§ GIVEN REQUEST:
Every line of the records must be repeated exactly; pictures stay out.

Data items
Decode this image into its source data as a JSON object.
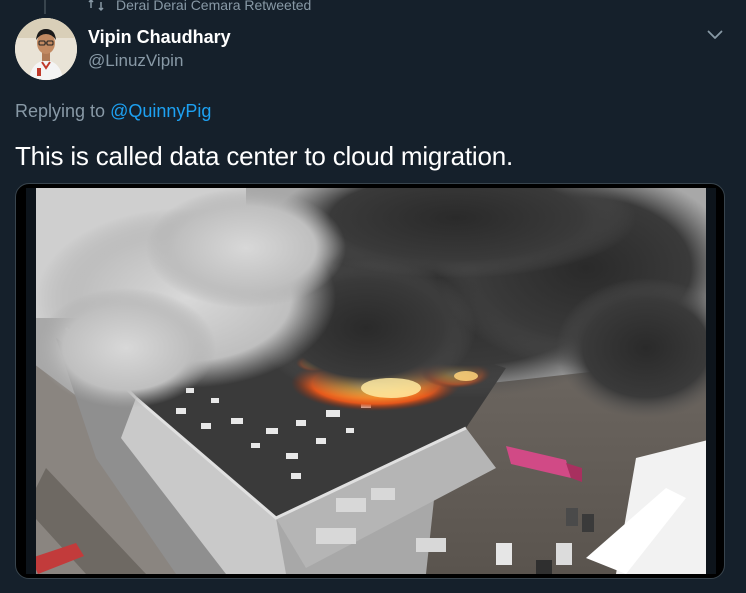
{
  "retweet": {
    "text": "Derai Derai Cemara Retweeted",
    "icon": "retweet-icon"
  },
  "author": {
    "name": "Vipin Chaudhary",
    "handle": "@LinuzVipin",
    "avatar_icon": "avatar"
  },
  "menu": {
    "icon": "chevron-down-icon"
  },
  "reply": {
    "prefix": "Replying to ",
    "handle": "@QuinnyPig"
  },
  "tweet": {
    "text": "This is called data center to cloud migration."
  },
  "media": {
    "description_icon": "photo-building-fire"
  },
  "colors": {
    "background": "#15202b",
    "secondary_text": "#8899a6",
    "link": "#1da1f2",
    "border": "#38444d"
  }
}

§ FULL ANSWER:
Decode this image into its source data as a JSON object.
{
  "retweet": {
    "text": "Derai Derai Cemara Retweeted",
    "icon": "retweet-icon"
  },
  "author": {
    "name": "Vipin Chaudhary",
    "handle": "@LinuzVipin",
    "avatar_icon": "avatar"
  },
  "menu": {
    "icon": "chevron-down-icon"
  },
  "reply": {
    "prefix": "Replying to ",
    "handle": "@QuinnyPig"
  },
  "tweet": {
    "text": "This is called data center to cloud migration."
  },
  "media": {
    "description_icon": "photo-building-fire"
  },
  "colors": {
    "background": "#15202b",
    "secondary_text": "#8899a6",
    "link": "#1da1f2",
    "border": "#38444d"
  }
}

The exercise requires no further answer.